- _Materials provided_:
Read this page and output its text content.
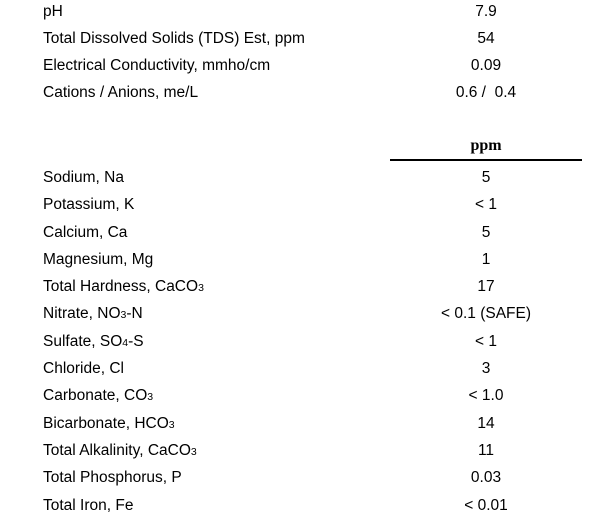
pH	7.9
Total Dissolved Solids (TDS) Est, ppm	54
Electrical Conductivity, mmho/cm	0.09
Cations / Anions, me/L	0.6 /  0.4
ppm
Sodium, Na	5
Potassium, K	< 1
Calcium, Ca	5
Magnesium, Mg	1
Total Hardness, CaCO3	17
Nitrate, NO3-N	< 0.1 (SAFE)
Sulfate, SO4-S	< 1
Chloride, Cl	3
Carbonate, CO3	< 1.0
Bicarbonate, HCO3	14
Total Alkalinity, CaCO3	11
Total Phosphorus, P	0.03
Total Iron, Fe	< 0.01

- _Task requirements_:
Pick out the lines that contain "Total" and copy them.

- _The result_:
Total Dissolved Solids (TDS) Est, ppm	54
Total Hardness, CaCO3	17
Total Alkalinity, CaCO3	11
Total Phosphorus, P	0.03
Total Iron, Fe	< 0.01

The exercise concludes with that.